"""
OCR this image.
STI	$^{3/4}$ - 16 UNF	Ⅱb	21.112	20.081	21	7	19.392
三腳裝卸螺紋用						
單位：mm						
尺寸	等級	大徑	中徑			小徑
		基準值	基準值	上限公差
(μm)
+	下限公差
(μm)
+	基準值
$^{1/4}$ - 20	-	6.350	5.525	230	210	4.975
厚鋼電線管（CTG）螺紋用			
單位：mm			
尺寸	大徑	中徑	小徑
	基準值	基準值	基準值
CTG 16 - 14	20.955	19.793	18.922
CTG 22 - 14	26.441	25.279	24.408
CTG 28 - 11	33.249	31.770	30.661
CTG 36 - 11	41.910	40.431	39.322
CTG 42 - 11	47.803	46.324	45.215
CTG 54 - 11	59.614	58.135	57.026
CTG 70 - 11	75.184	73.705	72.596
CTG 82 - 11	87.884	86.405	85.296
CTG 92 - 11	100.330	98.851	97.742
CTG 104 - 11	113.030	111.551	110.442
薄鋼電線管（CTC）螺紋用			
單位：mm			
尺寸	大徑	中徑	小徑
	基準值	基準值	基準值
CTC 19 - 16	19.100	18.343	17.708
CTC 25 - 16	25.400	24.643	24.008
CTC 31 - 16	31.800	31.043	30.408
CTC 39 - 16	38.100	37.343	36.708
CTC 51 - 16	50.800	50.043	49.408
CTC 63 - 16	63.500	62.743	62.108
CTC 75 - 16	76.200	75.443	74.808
"""
__Set task__
Please set down the whole listing above without altering a single line.

__Completed exercise__
OCR this image.
STI	$^{3/4}$ - 16 UNF	Ⅱb	21.112	20.081	21	7	19.392
三腳裝卸螺紋用						
單位：mm						
尺寸	等級	大徑	中徑			小徑
		基準值	基準值	上限公差
(μm)
+	下限公差
(μm)
+	基準值
$^{1/4}$ - 20	-	6.350	5.525	230	210	4.975
厚鋼電線管（CTG）螺紋用			
單位：mm			
尺寸	大徑	中徑	小徑
	基準值	基準值	基準值
CTG 16 - 14	20.955	19.793	18.922
CTG 22 - 14	26.441	25.279	24.408
CTG 28 - 11	33.249	31.770	30.661
CTG 36 - 11	41.910	40.431	39.322
CTG 42 - 11	47.803	46.324	45.215
CTG 54 - 11	59.614	58.135	57.026
CTG 70 - 11	75.184	73.705	72.596
CTG 82 - 11	87.884	86.405	85.296
CTG 92 - 11	100.330	98.851	97.742
CTG 104 - 11	113.030	111.551	110.442
薄鋼電線管（CTC）螺紋用			
單位：mm			
尺寸	大徑	中徑	小徑
	基準值	基準值	基準值
CTC 19 - 16	19.100	18.343	17.708
CTC 25 - 16	25.400	24.643	24.008
CTC 31 - 16	31.800	31.043	30.408
CTC 39 - 16	38.100	37.343	36.708
CTC 51 - 16	50.800	50.043	49.408
CTC 63 - 16	63.500	62.743	62.108
CTC 75 - 16	76.200	75.443	74.808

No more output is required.